**YOUR GOAL:** The entries below are to be written out again without alteration.

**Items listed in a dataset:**
# # # #

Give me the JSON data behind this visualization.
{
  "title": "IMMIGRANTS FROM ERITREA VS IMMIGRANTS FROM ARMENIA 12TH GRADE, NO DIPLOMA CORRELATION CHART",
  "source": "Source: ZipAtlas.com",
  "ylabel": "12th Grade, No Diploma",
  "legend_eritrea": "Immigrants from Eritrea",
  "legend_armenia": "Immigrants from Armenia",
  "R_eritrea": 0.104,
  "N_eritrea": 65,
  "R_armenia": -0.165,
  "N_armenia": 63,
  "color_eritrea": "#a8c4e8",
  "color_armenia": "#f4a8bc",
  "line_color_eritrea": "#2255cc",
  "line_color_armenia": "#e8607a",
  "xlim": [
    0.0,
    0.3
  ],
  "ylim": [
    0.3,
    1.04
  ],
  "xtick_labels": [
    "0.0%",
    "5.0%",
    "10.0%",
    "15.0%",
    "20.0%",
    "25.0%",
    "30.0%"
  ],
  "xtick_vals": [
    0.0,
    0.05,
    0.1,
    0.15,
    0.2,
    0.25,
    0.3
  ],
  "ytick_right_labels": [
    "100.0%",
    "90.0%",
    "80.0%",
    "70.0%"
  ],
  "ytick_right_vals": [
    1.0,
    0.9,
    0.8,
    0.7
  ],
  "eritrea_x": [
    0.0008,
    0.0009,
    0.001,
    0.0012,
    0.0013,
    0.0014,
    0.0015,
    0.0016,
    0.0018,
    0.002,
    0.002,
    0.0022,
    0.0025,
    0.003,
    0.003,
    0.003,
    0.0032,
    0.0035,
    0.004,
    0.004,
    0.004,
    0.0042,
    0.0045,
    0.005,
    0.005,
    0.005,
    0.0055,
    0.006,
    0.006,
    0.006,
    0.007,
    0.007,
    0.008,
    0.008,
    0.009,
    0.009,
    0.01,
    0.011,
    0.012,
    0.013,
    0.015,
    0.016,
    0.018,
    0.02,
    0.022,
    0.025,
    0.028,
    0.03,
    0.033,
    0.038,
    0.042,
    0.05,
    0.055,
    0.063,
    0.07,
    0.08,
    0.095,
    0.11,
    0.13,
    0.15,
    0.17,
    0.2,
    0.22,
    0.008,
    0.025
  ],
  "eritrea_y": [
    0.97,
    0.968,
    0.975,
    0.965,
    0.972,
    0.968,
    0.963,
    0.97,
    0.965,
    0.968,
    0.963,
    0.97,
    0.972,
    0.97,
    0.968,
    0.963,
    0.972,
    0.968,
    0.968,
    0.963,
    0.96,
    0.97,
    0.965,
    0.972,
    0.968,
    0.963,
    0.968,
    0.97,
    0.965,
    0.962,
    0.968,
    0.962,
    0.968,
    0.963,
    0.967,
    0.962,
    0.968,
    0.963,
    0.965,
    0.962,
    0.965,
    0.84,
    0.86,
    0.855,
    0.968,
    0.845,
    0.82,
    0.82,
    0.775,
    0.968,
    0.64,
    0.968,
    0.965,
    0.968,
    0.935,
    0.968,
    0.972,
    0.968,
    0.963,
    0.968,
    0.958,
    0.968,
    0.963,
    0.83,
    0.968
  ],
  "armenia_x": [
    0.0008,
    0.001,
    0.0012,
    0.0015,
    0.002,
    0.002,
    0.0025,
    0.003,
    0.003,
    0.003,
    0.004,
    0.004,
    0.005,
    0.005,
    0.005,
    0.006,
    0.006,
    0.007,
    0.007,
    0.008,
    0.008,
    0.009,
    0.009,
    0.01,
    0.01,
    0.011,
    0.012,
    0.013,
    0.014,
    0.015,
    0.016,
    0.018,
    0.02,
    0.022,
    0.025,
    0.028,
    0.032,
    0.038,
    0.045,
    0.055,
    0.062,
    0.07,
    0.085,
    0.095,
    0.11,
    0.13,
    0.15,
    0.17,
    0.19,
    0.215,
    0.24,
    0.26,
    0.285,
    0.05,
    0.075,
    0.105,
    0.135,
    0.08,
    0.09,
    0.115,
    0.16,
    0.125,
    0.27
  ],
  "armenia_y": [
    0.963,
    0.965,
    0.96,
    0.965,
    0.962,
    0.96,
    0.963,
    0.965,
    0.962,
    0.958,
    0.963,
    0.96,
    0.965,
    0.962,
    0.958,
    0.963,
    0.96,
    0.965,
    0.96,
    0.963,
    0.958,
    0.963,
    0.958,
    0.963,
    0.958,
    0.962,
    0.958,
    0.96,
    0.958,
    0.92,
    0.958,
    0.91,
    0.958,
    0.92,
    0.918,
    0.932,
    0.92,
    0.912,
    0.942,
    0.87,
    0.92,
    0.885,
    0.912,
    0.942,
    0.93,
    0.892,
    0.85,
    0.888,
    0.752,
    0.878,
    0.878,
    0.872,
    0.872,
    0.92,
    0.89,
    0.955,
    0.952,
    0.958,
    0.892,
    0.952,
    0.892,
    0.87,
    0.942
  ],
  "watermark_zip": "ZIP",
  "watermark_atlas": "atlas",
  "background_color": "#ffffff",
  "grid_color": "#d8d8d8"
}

# # # #

**PROBLEM SOLUTION:**
Give me the JSON data behind this visualization.
{
  "title": "IMMIGRANTS FROM ERITREA VS IMMIGRANTS FROM ARMENIA 12TH GRADE, NO DIPLOMA CORRELATION CHART",
  "source": "Source: ZipAtlas.com",
  "ylabel": "12th Grade, No Diploma",
  "legend_eritrea": "Immigrants from Eritrea",
  "legend_armenia": "Immigrants from Armenia",
  "R_eritrea": 0.104,
  "N_eritrea": 65,
  "R_armenia": -0.165,
  "N_armenia": 63,
  "color_eritrea": "#a8c4e8",
  "color_armenia": "#f4a8bc",
  "line_color_eritrea": "#2255cc",
  "line_color_armenia": "#e8607a",
  "xlim": [
    0.0,
    0.3
  ],
  "ylim": [
    0.3,
    1.04
  ],
  "xtick_labels": [
    "0.0%",
    "5.0%",
    "10.0%",
    "15.0%",
    "20.0%",
    "25.0%",
    "30.0%"
  ],
  "xtick_vals": [
    0.0,
    0.05,
    0.1,
    0.15,
    0.2,
    0.25,
    0.3
  ],
  "ytick_right_labels": [
    "100.0%",
    "90.0%",
    "80.0%",
    "70.0%"
  ],
  "ytick_right_vals": [
    1.0,
    0.9,
    0.8,
    0.7
  ],
  "eritrea_x": [
    0.0008,
    0.0009,
    0.001,
    0.0012,
    0.0013,
    0.0014,
    0.0015,
    0.0016,
    0.0018,
    0.002,
    0.002,
    0.0022,
    0.0025,
    0.003,
    0.003,
    0.003,
    0.0032,
    0.0035,
    0.004,
    0.004,
    0.004,
    0.0042,
    0.0045,
    0.005,
    0.005,
    0.005,
    0.0055,
    0.006,
    0.006,
    0.006,
    0.007,
    0.007,
    0.008,
    0.008,
    0.009,
    0.009,
    0.01,
    0.011,
    0.012,
    0.013,
    0.015,
    0.016,
    0.018,
    0.02,
    0.022,
    0.025,
    0.028,
    0.03,
    0.033,
    0.038,
    0.042,
    0.05,
    0.055,
    0.063,
    0.07,
    0.08,
    0.095,
    0.11,
    0.13,
    0.15,
    0.17,
    0.2,
    0.22,
    0.008,
    0.025
  ],
  "eritrea_y": [
    0.97,
    0.968,
    0.975,
    0.965,
    0.972,
    0.968,
    0.963,
    0.97,
    0.965,
    0.968,
    0.963,
    0.97,
    0.972,
    0.97,
    0.968,
    0.963,
    0.972,
    0.968,
    0.968,
    0.963,
    0.96,
    0.97,
    0.965,
    0.972,
    0.968,
    0.963,
    0.968,
    0.97,
    0.965,
    0.962,
    0.968,
    0.962,
    0.968,
    0.963,
    0.967,
    0.962,
    0.968,
    0.963,
    0.965,
    0.962,
    0.965,
    0.84,
    0.86,
    0.855,
    0.968,
    0.845,
    0.82,
    0.82,
    0.775,
    0.968,
    0.64,
    0.968,
    0.965,
    0.968,
    0.935,
    0.968,
    0.972,
    0.968,
    0.963,
    0.968,
    0.958,
    0.968,
    0.963,
    0.83,
    0.968
  ],
  "armenia_x": [
    0.0008,
    0.001,
    0.0012,
    0.0015,
    0.002,
    0.002,
    0.0025,
    0.003,
    0.003,
    0.003,
    0.004,
    0.004,
    0.005,
    0.005,
    0.005,
    0.006,
    0.006,
    0.007,
    0.007,
    0.008,
    0.008,
    0.009,
    0.009,
    0.01,
    0.01,
    0.011,
    0.012,
    0.013,
    0.014,
    0.015,
    0.016,
    0.018,
    0.02,
    0.022,
    0.025,
    0.028,
    0.032,
    0.038,
    0.045,
    0.055,
    0.062,
    0.07,
    0.085,
    0.095,
    0.11,
    0.13,
    0.15,
    0.17,
    0.19,
    0.215,
    0.24,
    0.26,
    0.285,
    0.05,
    0.075,
    0.105,
    0.135,
    0.08,
    0.09,
    0.115,
    0.16,
    0.125,
    0.27
  ],
  "armenia_y": [
    0.963,
    0.965,
    0.96,
    0.965,
    0.962,
    0.96,
    0.963,
    0.965,
    0.962,
    0.958,
    0.963,
    0.96,
    0.965,
    0.962,
    0.958,
    0.963,
    0.96,
    0.965,
    0.96,
    0.963,
    0.958,
    0.963,
    0.958,
    0.963,
    0.958,
    0.962,
    0.958,
    0.96,
    0.958,
    0.92,
    0.958,
    0.91,
    0.958,
    0.92,
    0.918,
    0.932,
    0.92,
    0.912,
    0.942,
    0.87,
    0.92,
    0.885,
    0.912,
    0.942,
    0.93,
    0.892,
    0.85,
    0.888,
    0.752,
    0.878,
    0.878,
    0.872,
    0.872,
    0.92,
    0.89,
    0.955,
    0.952,
    0.958,
    0.892,
    0.952,
    0.892,
    0.87,
    0.942
  ],
  "watermark_zip": "ZIP",
  "watermark_atlas": "atlas",
  "background_color": "#ffffff",
  "grid_color": "#d8d8d8"
}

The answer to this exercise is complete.